### Task directions
Copy the rows below word for word, keeping every line as it appears.

== Provided information

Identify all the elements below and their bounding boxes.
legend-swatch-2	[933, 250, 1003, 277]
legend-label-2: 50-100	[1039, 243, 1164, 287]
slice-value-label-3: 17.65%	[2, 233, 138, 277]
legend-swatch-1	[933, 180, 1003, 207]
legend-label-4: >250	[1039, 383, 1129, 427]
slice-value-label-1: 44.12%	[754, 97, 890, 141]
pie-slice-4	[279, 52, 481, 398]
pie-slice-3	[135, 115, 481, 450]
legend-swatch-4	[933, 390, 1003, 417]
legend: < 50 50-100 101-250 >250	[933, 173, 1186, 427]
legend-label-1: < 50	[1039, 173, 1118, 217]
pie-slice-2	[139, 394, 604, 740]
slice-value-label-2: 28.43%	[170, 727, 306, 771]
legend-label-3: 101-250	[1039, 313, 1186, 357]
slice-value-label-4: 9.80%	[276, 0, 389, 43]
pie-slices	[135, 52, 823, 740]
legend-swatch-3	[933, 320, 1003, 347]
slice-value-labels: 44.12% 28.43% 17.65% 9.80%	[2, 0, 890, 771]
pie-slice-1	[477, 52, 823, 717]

====

### Expected answer
Identify all the elements below and their bounding boxes.
legend-swatch-2	[933, 250, 1003, 277]
legend-label-2: 50-100	[1039, 243, 1164, 287]
slice-value-label-3: 17.65%	[2, 233, 138, 277]
legend-swatch-1	[933, 180, 1003, 207]
legend-label-4: >250	[1039, 383, 1129, 427]
slice-value-label-1: 44.12%	[754, 97, 890, 141]
pie-slice-4	[279, 52, 481, 398]
pie-slice-3	[135, 115, 481, 450]
legend-swatch-4	[933, 390, 1003, 417]
legend: < 50 50-100 101-250 >250	[933, 173, 1186, 427]
legend-label-1: < 50	[1039, 173, 1118, 217]
pie-slice-2	[139, 394, 604, 740]
slice-value-label-2: 28.43%	[170, 727, 306, 771]
legend-label-3: 101-250	[1039, 313, 1186, 357]
slice-value-label-4: 9.80%	[276, 0, 389, 43]
pie-slices	[135, 52, 823, 740]
legend-swatch-3	[933, 320, 1003, 347]
slice-value-labels: 44.12% 28.43% 17.65% 9.80%	[2, 0, 890, 771]
pie-slice-1	[477, 52, 823, 717]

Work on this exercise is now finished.